Items from a figure collection
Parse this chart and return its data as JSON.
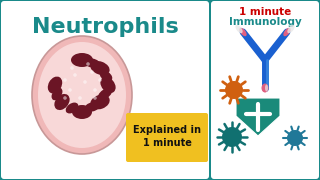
{
  "bg_color": "#1a8a8a",
  "left_panel_bg": "#ffffff",
  "right_panel_bg": "#ffffff",
  "title_text": "Neutrophils",
  "title_color": "#1a8a8a",
  "title_fontsize": 16,
  "explained_box_color": "#f0c020",
  "explained_text_line1": "Explained in",
  "explained_text_line2": "1 minute",
  "explained_text_color": "#111111",
  "right_top_text1": "1 minute",
  "right_top_color1": "#cc0000",
  "right_top_text2": "Immunology",
  "right_top_color2": "#1a8a8a",
  "cell_outer_color": "#f0b8b8",
  "cell_inner_color": "#f8d8d8",
  "nucleus_color": "#6b1525",
  "nucleus_lighter": "#7a1a2a",
  "antibody_blue": "#1a60d0",
  "antibody_blue2": "#4090e0",
  "antibody_pink": "#e06080",
  "antibody_white": "#e8e8e8",
  "shield_color": "#1a8a7a",
  "shield_light": "#20a090",
  "germ_orange": "#d06010",
  "germ_teal_dark": "#107070",
  "germ_teal_blue": "#207898"
}
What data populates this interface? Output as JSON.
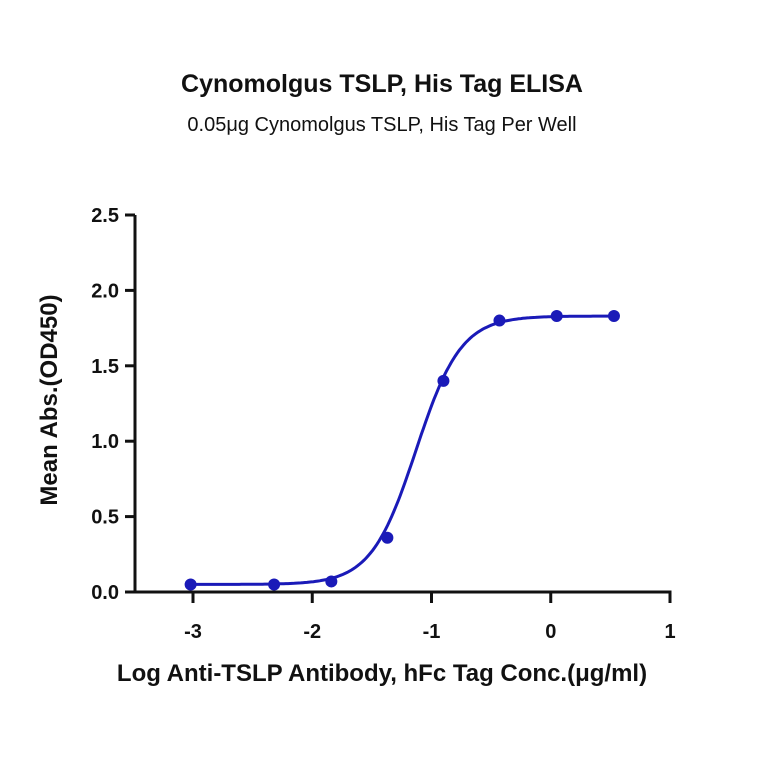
{
  "chart_data": {
    "type": "line",
    "title": "Cynomolgus TSLP, His Tag ELISA",
    "subtitle": "0.05μg Cynomolgus TSLP, His Tag Per Well",
    "xlabel": "Log Anti-TSLP Antibody, hFc Tag Conc.(μg/ml)",
    "ylabel": "Mean Abs.(OD450)",
    "xlim": [
      -3.5,
      1
    ],
    "ylim": [
      0,
      2.5
    ],
    "x_ticks": [
      "-3",
      "-2",
      "-1",
      "0",
      "1"
    ],
    "y_ticks": [
      "0.0",
      "0.5",
      "1.0",
      "1.5",
      "2.0",
      "2.5"
    ],
    "grid": false,
    "legend": null,
    "series": [
      {
        "name": "Cynomolgus TSLP, His Tag",
        "color": "#1a1ab8",
        "fit": "sigmoidal (4PL)",
        "x": [
          -3.02,
          -2.32,
          -1.84,
          -1.37,
          -0.9,
          -0.43,
          0.05,
          0.53
        ],
        "y": [
          0.05,
          0.05,
          0.07,
          0.36,
          1.4,
          1.8,
          1.83,
          1.83
        ]
      }
    ]
  }
}
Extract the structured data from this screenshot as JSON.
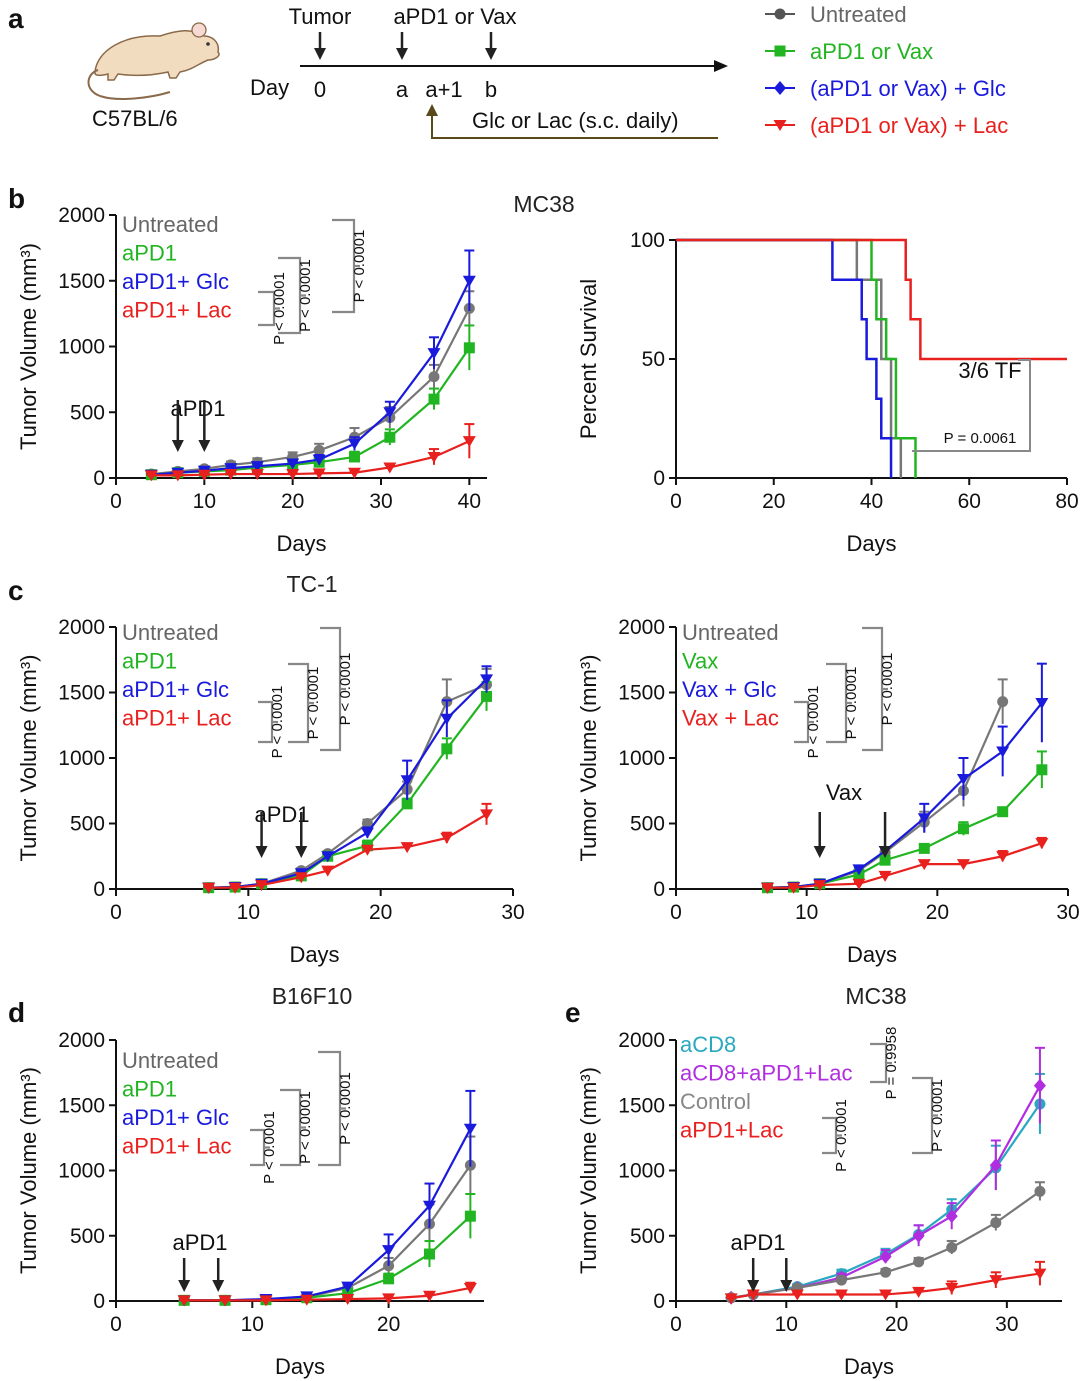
{
  "panel_letters": {
    "a": "a",
    "b": "b",
    "c": "c",
    "d": "d",
    "e": "e"
  },
  "schematic": {
    "mouse_label": "C57BL/6",
    "day_label": "Day",
    "points": [
      "0",
      "a",
      "a+1",
      "b"
    ],
    "tumor_label": "Tumor",
    "treat_label": "aPD1 or Vax",
    "daily_label": "Glc or Lac (s.c. daily)",
    "legend": [
      {
        "label": "Untreated",
        "color": "#555555",
        "marker": "circle"
      },
      {
        "label": "aPD1 or Vax",
        "color": "#22b522",
        "marker": "square"
      },
      {
        "label": "(aPD1 or Vax) + Glc",
        "color": "#1a1adc",
        "marker": "diamond"
      },
      {
        "label": "(aPD1 or Vax) + Lac",
        "color": "#e8201e",
        "marker": "tri_down"
      }
    ]
  },
  "colors": {
    "grey": "#777777",
    "green": "#22b522",
    "blue": "#1a1adc",
    "red": "#e8201e",
    "cyan": "#2aa8c0",
    "purple": "#b02ee0",
    "dark": "#111111"
  },
  "chart_data": [
    {
      "id": "b1",
      "type": "line",
      "title": "MC38",
      "xlabel": "Days",
      "ylabel": "Tumor Volume (mm³)",
      "xlim": [
        0,
        42
      ],
      "ylim": [
        0,
        2000
      ],
      "xticks": [
        0,
        10,
        20,
        30,
        40
      ],
      "yticks": [
        0,
        500,
        1000,
        1500,
        2000
      ],
      "annotation": "aPD1",
      "arrows_x": [
        7,
        10
      ],
      "legend": [
        "Untreated",
        "aPD1",
        "aPD1+ Glc",
        "aPD1+ Lac"
      ],
      "pvalues": [
        "P < 0.0001",
        "P < 0.0001",
        "P < 0.0001"
      ],
      "series": [
        {
          "name": "Untreated",
          "color": "grey",
          "marker": "circle",
          "x": [
            4,
            7,
            10,
            13,
            16,
            20,
            23,
            27,
            31,
            36,
            40
          ],
          "values": [
            30,
            50,
            70,
            100,
            120,
            160,
            210,
            310,
            460,
            770,
            1290
          ],
          "err": [
            10,
            15,
            20,
            25,
            30,
            35,
            50,
            70,
            80,
            90,
            130
          ]
        },
        {
          "name": "aPD1",
          "color": "green",
          "marker": "square",
          "x": [
            4,
            7,
            10,
            13,
            16,
            20,
            23,
            27,
            31,
            36,
            40
          ],
          "values": [
            25,
            40,
            50,
            60,
            80,
            100,
            120,
            160,
            310,
            600,
            990
          ],
          "err": [
            8,
            10,
            12,
            15,
            18,
            20,
            25,
            40,
            60,
            80,
            170
          ]
        },
        {
          "name": "aPD1+ Glc",
          "color": "blue",
          "marker": "tri_down",
          "x": [
            4,
            7,
            10,
            13,
            16,
            20,
            23,
            27,
            31,
            36,
            40
          ],
          "values": [
            25,
            40,
            55,
            75,
            90,
            110,
            140,
            260,
            500,
            950,
            1500
          ],
          "err": [
            8,
            10,
            12,
            15,
            18,
            25,
            35,
            50,
            80,
            120,
            230
          ]
        },
        {
          "name": "aPD1+ Lac",
          "color": "red",
          "marker": "tri_down",
          "x": [
            4,
            7,
            10,
            13,
            16,
            20,
            23,
            27,
            31,
            36,
            40
          ],
          "values": [
            20,
            20,
            25,
            30,
            30,
            30,
            35,
            40,
            80,
            160,
            280
          ],
          "err": [
            5,
            5,
            5,
            8,
            8,
            10,
            10,
            15,
            20,
            60,
            130
          ]
        }
      ]
    },
    {
      "id": "b2",
      "type": "line",
      "title": "",
      "xlabel": "Days",
      "ylabel": "Percent Survival",
      "xlim": [
        0,
        80
      ],
      "ylim": [
        0,
        100
      ],
      "xticks": [
        0,
        20,
        40,
        60,
        80
      ],
      "yticks": [
        0,
        50,
        100
      ],
      "annotation": "3/6 TF",
      "pvalue": "P = 0.0061",
      "series": [
        {
          "name": "Untreated",
          "color": "grey",
          "x": [
            0,
            37,
            37,
            42,
            42,
            44,
            44,
            46,
            46
          ],
          "values": [
            100,
            100,
            83.3,
            83.3,
            50,
            50,
            16.7,
            16.7,
            0
          ]
        },
        {
          "name": "aPD1",
          "color": "green",
          "x": [
            0,
            40,
            40,
            41,
            41,
            43,
            43,
            45,
            45,
            49,
            49
          ],
          "values": [
            100,
            100,
            83.3,
            83.3,
            66.7,
            66.7,
            50,
            50,
            16.7,
            16.7,
            0
          ]
        },
        {
          "name": "aPD1+ Glc",
          "color": "blue",
          "x": [
            0,
            32,
            32,
            38,
            38,
            39,
            39,
            41,
            41,
            42,
            42,
            44,
            44
          ],
          "values": [
            100,
            100,
            83.3,
            83.3,
            66.7,
            66.7,
            50,
            50,
            33.3,
            33.3,
            16.7,
            16.7,
            0
          ]
        },
        {
          "name": "aPD1+ Lac",
          "color": "red",
          "x": [
            0,
            42,
            42,
            47,
            47,
            48,
            48,
            50,
            50,
            80
          ],
          "values": [
            100,
            100,
            100,
            100,
            83.3,
            83.3,
            66.7,
            66.7,
            50,
            50
          ]
        }
      ]
    },
    {
      "id": "c1",
      "type": "line",
      "title": "TC-1",
      "xlabel": "Days",
      "ylabel": "Tumor Volume (mm³)",
      "xlim": [
        0,
        30
      ],
      "ylim": [
        0,
        2000
      ],
      "xticks": [
        0,
        10,
        20,
        30
      ],
      "yticks": [
        0,
        500,
        1000,
        1500,
        2000
      ],
      "annotation": "aPD1",
      "arrows_x": [
        11,
        14
      ],
      "legend": [
        "Untreated",
        "aPD1",
        "aPD1+ Glc",
        "aPD1+ Lac"
      ],
      "pvalues": [
        "P < 0.0001",
        "P < 0.0001",
        "P < 0.0001"
      ],
      "series": [
        {
          "name": "Untreated",
          "color": "grey",
          "marker": "circle",
          "x": [
            7,
            9,
            11,
            14,
            16,
            19,
            22,
            25,
            28
          ],
          "values": [
            10,
            15,
            40,
            140,
            270,
            500,
            760,
            1430,
            1560
          ],
          "err": [
            5,
            5,
            10,
            20,
            20,
            30,
            60,
            170,
            120
          ]
        },
        {
          "name": "aPD1",
          "color": "green",
          "marker": "square",
          "x": [
            7,
            9,
            11,
            14,
            16,
            19,
            22,
            25,
            28
          ],
          "values": [
            10,
            15,
            40,
            100,
            250,
            330,
            650,
            1070,
            1470
          ],
          "err": [
            5,
            5,
            10,
            15,
            20,
            40,
            40,
            80,
            110
          ]
        },
        {
          "name": "aPD1+ Glc",
          "color": "blue",
          "marker": "tri_down",
          "x": [
            7,
            9,
            11,
            14,
            16,
            19,
            22,
            25,
            28
          ],
          "values": [
            10,
            15,
            40,
            120,
            250,
            430,
            830,
            1300,
            1600
          ],
          "err": [
            5,
            5,
            10,
            20,
            20,
            40,
            150,
            140,
            100
          ]
        },
        {
          "name": "aPD1+ Lac",
          "color": "red",
          "marker": "tri_down",
          "x": [
            7,
            9,
            11,
            14,
            16,
            19,
            22,
            25,
            28
          ],
          "values": [
            10,
            10,
            30,
            90,
            140,
            300,
            320,
            390,
            570
          ],
          "err": [
            3,
            3,
            5,
            10,
            15,
            20,
            20,
            40,
            80
          ]
        }
      ]
    },
    {
      "id": "c2",
      "type": "line",
      "title": "",
      "xlabel": "Days",
      "ylabel": "Tumor Volume (mm³)",
      "xlim": [
        0,
        30
      ],
      "ylim": [
        0,
        2000
      ],
      "xticks": [
        0,
        10,
        20,
        30
      ],
      "yticks": [
        0,
        500,
        1000,
        1500,
        2000
      ],
      "annotation": "Vax",
      "arrows_x": [
        11,
        16
      ],
      "legend": [
        "Untreated",
        "Vax",
        "Vax + Glc",
        "Vax + Lac"
      ],
      "pvalues": [
        "P < 0.0001",
        "P < 0.0001",
        "P < 0.0001"
      ],
      "series": [
        {
          "name": "Untreated",
          "color": "grey",
          "marker": "circle",
          "x": [
            7,
            9,
            11,
            14,
            16,
            19,
            22,
            25
          ],
          "values": [
            10,
            15,
            40,
            140,
            280,
            510,
            750,
            1430
          ],
          "err": [
            5,
            5,
            10,
            20,
            30,
            80,
            120,
            170
          ]
        },
        {
          "name": "Vax",
          "color": "green",
          "marker": "square",
          "x": [
            7,
            9,
            11,
            14,
            16,
            19,
            22,
            25,
            28
          ],
          "values": [
            10,
            15,
            40,
            110,
            220,
            310,
            460,
            590,
            910
          ],
          "err": [
            5,
            5,
            10,
            15,
            20,
            30,
            50,
            30,
            140
          ]
        },
        {
          "name": "Vax + Glc",
          "color": "blue",
          "marker": "tri_down",
          "x": [
            7,
            9,
            11,
            14,
            16,
            19,
            22,
            25,
            28
          ],
          "values": [
            10,
            15,
            40,
            150,
            290,
            540,
            840,
            1050,
            1420
          ],
          "err": [
            5,
            5,
            10,
            20,
            30,
            110,
            160,
            190,
            300
          ]
        },
        {
          "name": "Vax + Lac",
          "color": "red",
          "marker": "tri_down",
          "x": [
            7,
            9,
            11,
            14,
            16,
            19,
            22,
            25,
            28
          ],
          "values": [
            10,
            10,
            30,
            40,
            100,
            190,
            190,
            250,
            350
          ],
          "err": [
            3,
            3,
            5,
            10,
            15,
            20,
            20,
            40,
            40
          ]
        }
      ]
    },
    {
      "id": "d",
      "type": "line",
      "title": "B16F10",
      "xlabel": "Days",
      "ylabel": "Tumor Volume (mm³)",
      "xlim": [
        0,
        27
      ],
      "ylim": [
        0,
        2000
      ],
      "xticks": [
        0,
        10,
        20
      ],
      "yticks": [
        0,
        500,
        1000,
        1500,
        2000
      ],
      "annotation": "aPD1",
      "arrows_x": [
        5,
        7.5
      ],
      "legend": [
        "Untreated",
        "aPD1",
        "aPD1+ Glc",
        "aPD1+ Lac"
      ],
      "pvalues": [
        "P < 0.0001",
        "P < 0.0001",
        "P < 0.0001"
      ],
      "series": [
        {
          "name": "Untreated",
          "color": "grey",
          "marker": "circle",
          "x": [
            5,
            8,
            11,
            14,
            17,
            20,
            23,
            26
          ],
          "values": [
            5,
            5,
            10,
            30,
            100,
            270,
            590,
            1040
          ],
          "err": [
            2,
            2,
            5,
            10,
            20,
            60,
            150,
            220
          ]
        },
        {
          "name": "aPD1",
          "color": "green",
          "marker": "square",
          "x": [
            5,
            8,
            11,
            14,
            17,
            20,
            23,
            26
          ],
          "values": [
            5,
            5,
            10,
            25,
            60,
            170,
            360,
            650
          ],
          "err": [
            2,
            2,
            5,
            10,
            15,
            40,
            100,
            170
          ]
        },
        {
          "name": "aPD1+ Glc",
          "color": "blue",
          "marker": "tri_down",
          "x": [
            5,
            8,
            11,
            14,
            17,
            20,
            23,
            26
          ],
          "values": [
            5,
            5,
            15,
            35,
            110,
            390,
            730,
            1320
          ],
          "err": [
            2,
            2,
            5,
            10,
            20,
            120,
            170,
            290
          ]
        },
        {
          "name": "aPD1+ Lac",
          "color": "red",
          "marker": "tri_down",
          "x": [
            5,
            8,
            11,
            14,
            17,
            20,
            23,
            26
          ],
          "values": [
            5,
            5,
            5,
            10,
            15,
            20,
            40,
            100
          ],
          "err": [
            2,
            2,
            2,
            3,
            5,
            5,
            15,
            40
          ]
        }
      ]
    },
    {
      "id": "e",
      "type": "line",
      "title": "MC38",
      "xlabel": "Days",
      "ylabel": "Tumor Volume (mm³)",
      "xlim": [
        0,
        35
      ],
      "ylim": [
        0,
        2000
      ],
      "xticks": [
        0,
        10,
        20,
        30
      ],
      "yticks": [
        0,
        500,
        1000,
        1500,
        2000
      ],
      "annotation": "aPD1",
      "arrows_x": [
        7,
        10
      ],
      "legend": [
        "aCD8",
        "aCD8+aPD1+Lac",
        "Control",
        "aPD1+Lac"
      ],
      "pvalues": [
        "P = 0.9958",
        "P < 0.0001",
        "P < 0.0001"
      ],
      "series": [
        {
          "name": "aCD8",
          "color": "cyan",
          "marker": "circle",
          "x": [
            5,
            7,
            11,
            15,
            19,
            22,
            25,
            29,
            33
          ],
          "values": [
            25,
            50,
            110,
            210,
            360,
            510,
            700,
            1020,
            1510
          ],
          "err": [
            5,
            10,
            20,
            30,
            40,
            70,
            80,
            170,
            230
          ]
        },
        {
          "name": "aCD8+aPD1+Lac",
          "color": "purple",
          "marker": "diamond",
          "x": [
            5,
            7,
            11,
            15,
            19,
            22,
            25,
            29,
            33
          ],
          "values": [
            25,
            50,
            100,
            180,
            340,
            500,
            650,
            1040,
            1650
          ],
          "err": [
            5,
            10,
            20,
            30,
            50,
            80,
            100,
            190,
            290
          ]
        },
        {
          "name": "Control",
          "color": "grey",
          "marker": "circle",
          "x": [
            5,
            7,
            11,
            15,
            19,
            22,
            25,
            29,
            33
          ],
          "values": [
            25,
            50,
            100,
            160,
            220,
            300,
            410,
            600,
            840
          ],
          "err": [
            5,
            10,
            15,
            20,
            25,
            30,
            50,
            60,
            70
          ]
        },
        {
          "name": "aPD1+Lac",
          "color": "red",
          "marker": "tri_down",
          "x": [
            5,
            7,
            11,
            15,
            19,
            22,
            25,
            29,
            33
          ],
          "values": [
            20,
            50,
            50,
            50,
            50,
            70,
            100,
            160,
            210
          ],
          "err": [
            5,
            10,
            10,
            10,
            10,
            15,
            50,
            60,
            90
          ]
        }
      ]
    }
  ]
}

Task item ▸
Set apart and copy each line of the records that holds the word "JSON".

Result of this task ▸
Parse this chart and return its data as JSON.
What data populates this interface? Output as JSON.
Extract the structured data from this screenshot as JSON.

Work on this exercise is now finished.